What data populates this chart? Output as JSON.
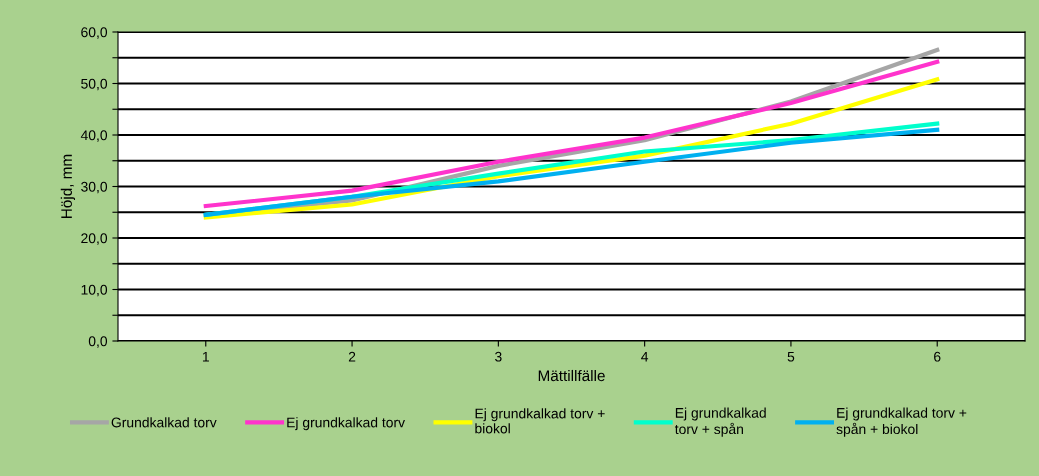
{
  "chart_data": {
    "type": "line",
    "xlabel": "Mättillfälle",
    "ylabel": "Höjd, mm",
    "categories": [
      "1",
      "2",
      "3",
      "4",
      "5",
      "6"
    ],
    "series": [
      {
        "name": "Grundkalkad torv",
        "color": "#a6a6a6",
        "values": [
          24.5,
          27.3,
          34.0,
          39.0,
          46.5,
          56.5
        ]
      },
      {
        "name": "Ej grundkalkad torv",
        "color": "#ff33cc",
        "values": [
          26.2,
          29.2,
          34.8,
          39.5,
          46.2,
          54.2
        ]
      },
      {
        "name": "Ej grundkalkad torv +\nbiokol",
        "color": "#ffff00",
        "values": [
          24.0,
          26.5,
          32.0,
          36.0,
          42.2,
          50.8
        ]
      },
      {
        "name": "Ej grundkalkad\ntorv + spån",
        "color": "#00ffcc",
        "values": [
          24.5,
          28.0,
          32.5,
          36.8,
          39.0,
          42.2
        ]
      },
      {
        "name": "Ej grundkalkad torv +\nspån + biokol",
        "color": "#00b0f0",
        "values": [
          24.5,
          28.0,
          31.0,
          34.8,
          38.5,
          41.0
        ]
      }
    ],
    "ylim": [
      0,
      60
    ],
    "yticks": [
      {
        "value": 0,
        "label": "0,0"
      },
      {
        "value": 5,
        "label": null
      },
      {
        "value": 10,
        "label": "10,0"
      },
      {
        "value": 15,
        "label": null
      },
      {
        "value": 20,
        "label": "20,0"
      },
      {
        "value": 25,
        "label": null
      },
      {
        "value": 30,
        "label": "30,0"
      },
      {
        "value": 35,
        "label": null
      },
      {
        "value": 40,
        "label": "40,0"
      },
      {
        "value": 45,
        "label": null
      },
      {
        "value": 50,
        "label": "50,0"
      },
      {
        "value": 55,
        "label": null
      },
      {
        "value": 60,
        "label": "60,0"
      }
    ],
    "grid": "y",
    "legend": "bottom",
    "marker": "none",
    "line_style": "solid"
  }
}
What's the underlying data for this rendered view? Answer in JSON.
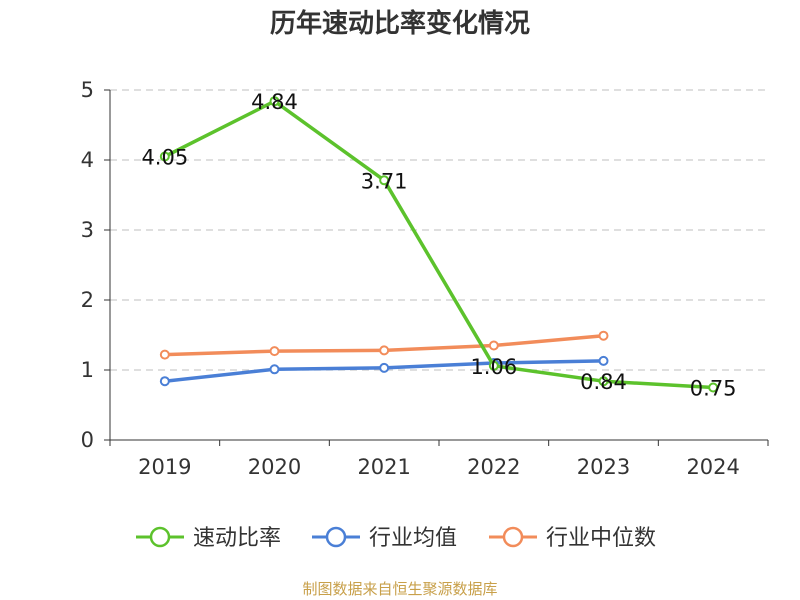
{
  "chart_data": {
    "type": "line",
    "title": "历年速动比率变化情况",
    "categories": [
      "2019",
      "2020",
      "2021",
      "2022",
      "2023",
      "2024"
    ],
    "y_ticks": [
      "0",
      "1",
      "2",
      "3",
      "4",
      "5"
    ],
    "ylim": [
      0,
      5
    ],
    "grid": true,
    "legend_position": "bottom",
    "series": [
      {
        "name": "速动比率",
        "color": "#5cc22c",
        "values": [
          4.05,
          4.84,
          3.71,
          1.06,
          0.84,
          0.75
        ],
        "labels": [
          "4.05",
          "4.84",
          "3.71",
          "1.06",
          "0.84",
          "0.75"
        ]
      },
      {
        "name": "行业均值",
        "color": "#4a7fd6",
        "values": [
          0.84,
          1.01,
          1.03,
          1.1,
          1.13,
          null
        ]
      },
      {
        "name": "行业中位数",
        "color": "#f28c5a",
        "values": [
          1.22,
          1.27,
          1.28,
          1.35,
          1.49,
          null
        ]
      }
    ]
  },
  "footer": "制图数据来自恒生聚源数据库"
}
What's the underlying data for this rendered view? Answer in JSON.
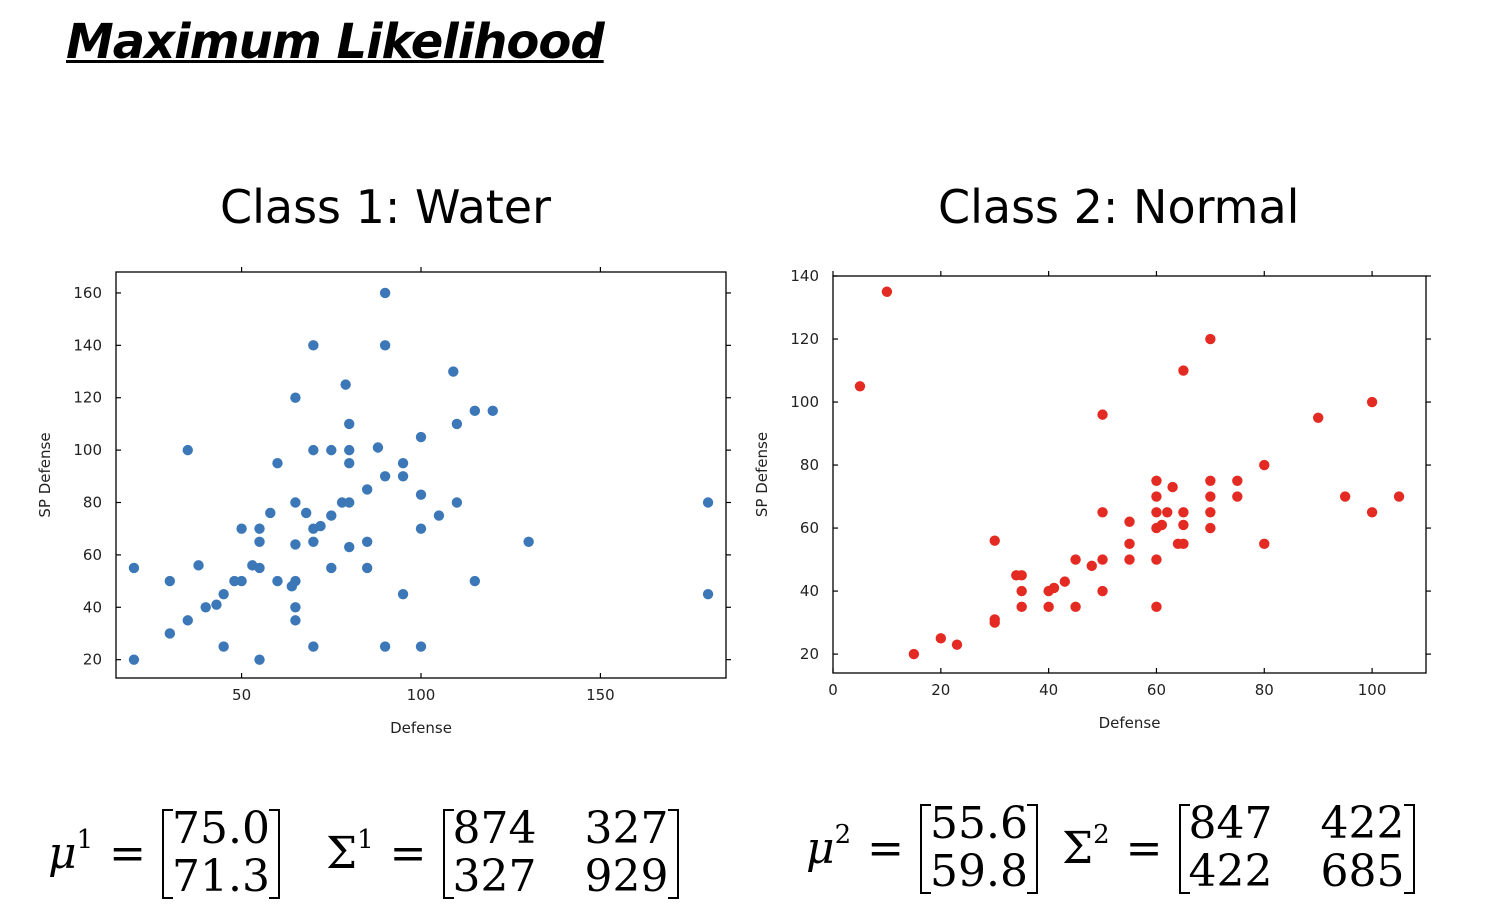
{
  "title": "Maximum Likelihood",
  "chart_data": [
    {
      "type": "scatter",
      "title": "Class 1: Water",
      "xlabel": "Defense",
      "ylabel": "SP Defense",
      "xlim": [
        15,
        185
      ],
      "ylim": [
        13,
        168
      ],
      "xticks": [
        50,
        100,
        150
      ],
      "yticks": [
        20,
        40,
        60,
        80,
        100,
        120,
        140,
        160
      ],
      "color": "#3c78b8",
      "grid": false,
      "points": [
        [
          20,
          20
        ],
        [
          20,
          55
        ],
        [
          30,
          30
        ],
        [
          30,
          50
        ],
        [
          35,
          35
        ],
        [
          35,
          100
        ],
        [
          38,
          56
        ],
        [
          40,
          40
        ],
        [
          43,
          41
        ],
        [
          45,
          45
        ],
        [
          45,
          25
        ],
        [
          48,
          50
        ],
        [
          50,
          70
        ],
        [
          50,
          50
        ],
        [
          53,
          56
        ],
        [
          55,
          65
        ],
        [
          55,
          55
        ],
        [
          55,
          70
        ],
        [
          55,
          20
        ],
        [
          58,
          76
        ],
        [
          60,
          95
        ],
        [
          60,
          50
        ],
        [
          64,
          48
        ],
        [
          65,
          50
        ],
        [
          65,
          40
        ],
        [
          65,
          35
        ],
        [
          65,
          64
        ],
        [
          65,
          80
        ],
        [
          65,
          120
        ],
        [
          68,
          76
        ],
        [
          70,
          70
        ],
        [
          70,
          65
        ],
        [
          70,
          140
        ],
        [
          70,
          100
        ],
        [
          70,
          25
        ],
        [
          72,
          71
        ],
        [
          75,
          75
        ],
        [
          75,
          100
        ],
        [
          75,
          55
        ],
        [
          78,
          80
        ],
        [
          79,
          125
        ],
        [
          80,
          100
        ],
        [
          80,
          95
        ],
        [
          80,
          80
        ],
        [
          80,
          110
        ],
        [
          80,
          63
        ],
        [
          85,
          85
        ],
        [
          85,
          65
        ],
        [
          85,
          55
        ],
        [
          88,
          101
        ],
        [
          90,
          160
        ],
        [
          90,
          140
        ],
        [
          90,
          90
        ],
        [
          90,
          25
        ],
        [
          95,
          95
        ],
        [
          95,
          90
        ],
        [
          95,
          45
        ],
        [
          100,
          105
        ],
        [
          100,
          83
        ],
        [
          100,
          70
        ],
        [
          100,
          25
        ],
        [
          105,
          75
        ],
        [
          109,
          130
        ],
        [
          110,
          110
        ],
        [
          110,
          80
        ],
        [
          115,
          115
        ],
        [
          115,
          50
        ],
        [
          120,
          115
        ],
        [
          130,
          65
        ],
        [
          180,
          80
        ],
        [
          180,
          45
        ]
      ]
    },
    {
      "type": "scatter",
      "title": "Class 2: Normal",
      "xlabel": "Defense",
      "ylabel": "SP Defense",
      "xlim": [
        0,
        110
      ],
      "ylim": [
        14,
        140
      ],
      "xticks": [
        0,
        20,
        40,
        60,
        80,
        100
      ],
      "yticks": [
        20,
        40,
        60,
        80,
        100,
        120,
        140
      ],
      "color": "#e32b23",
      "grid": false,
      "points": [
        [
          5,
          105
        ],
        [
          10,
          135
        ],
        [
          15,
          20
        ],
        [
          20,
          25
        ],
        [
          23,
          23
        ],
        [
          30,
          56
        ],
        [
          30,
          31
        ],
        [
          30,
          30
        ],
        [
          34,
          45
        ],
        [
          35,
          45
        ],
        [
          35,
          40
        ],
        [
          35,
          35
        ],
        [
          40,
          35
        ],
        [
          40,
          40
        ],
        [
          41,
          41
        ],
        [
          43,
          43
        ],
        [
          45,
          50
        ],
        [
          45,
          35
        ],
        [
          48,
          48
        ],
        [
          50,
          96
        ],
        [
          50,
          65
        ],
        [
          50,
          50
        ],
        [
          50,
          40
        ],
        [
          55,
          62
        ],
        [
          55,
          55
        ],
        [
          55,
          50
        ],
        [
          60,
          75
        ],
        [
          60,
          70
        ],
        [
          60,
          65
        ],
        [
          60,
          60
        ],
        [
          60,
          50
        ],
        [
          60,
          35
        ],
        [
          61,
          61
        ],
        [
          62,
          65
        ],
        [
          63,
          73
        ],
        [
          64,
          55
        ],
        [
          65,
          110
        ],
        [
          65,
          65
        ],
        [
          65,
          61
        ],
        [
          65,
          55
        ],
        [
          70,
          120
        ],
        [
          70,
          75
        ],
        [
          70,
          70
        ],
        [
          70,
          65
        ],
        [
          70,
          60
        ],
        [
          75,
          75
        ],
        [
          75,
          70
        ],
        [
          80,
          80
        ],
        [
          80,
          55
        ],
        [
          90,
          95
        ],
        [
          95,
          70
        ],
        [
          100,
          100
        ],
        [
          100,
          65
        ],
        [
          105,
          70
        ]
      ]
    }
  ],
  "equations": {
    "class1": {
      "mu_symbol": "μ",
      "mu_sup": "1",
      "equals": "=",
      "mu": [
        "75.0",
        "71.3"
      ],
      "sigma_symbol": "Σ",
      "sigma_sup": "1",
      "sigma": [
        [
          "874",
          "327"
        ],
        [
          "327",
          "929"
        ]
      ]
    },
    "class2": {
      "mu_symbol": "μ",
      "mu_sup": "2",
      "equals": "=",
      "mu": [
        "55.6",
        "59.8"
      ],
      "sigma_symbol": "Σ",
      "sigma_sup": "2",
      "sigma": [
        [
          "847",
          "422"
        ],
        [
          "422",
          "685"
        ]
      ]
    }
  }
}
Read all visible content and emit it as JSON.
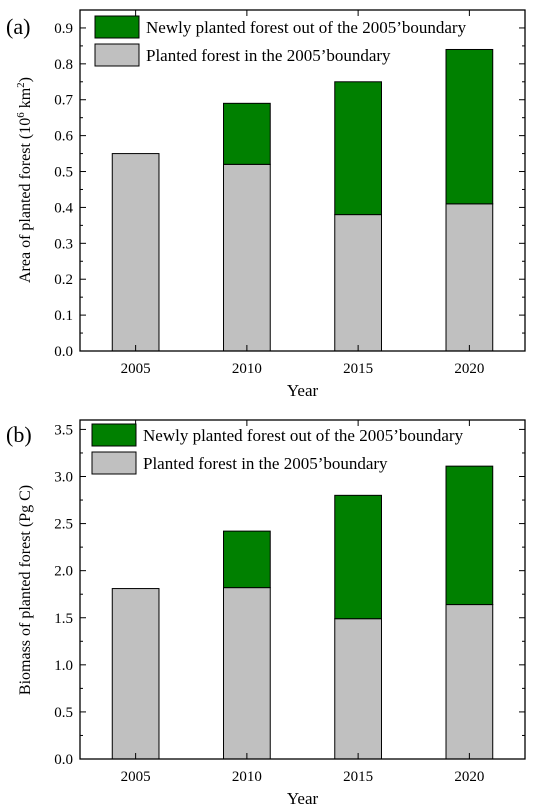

==========

Task goal = Every line above that contains the word "grid" should be reported.

Reply to the task =
    "grid": "y",
    "grid": true,
      "grid": false,
      "grid": false,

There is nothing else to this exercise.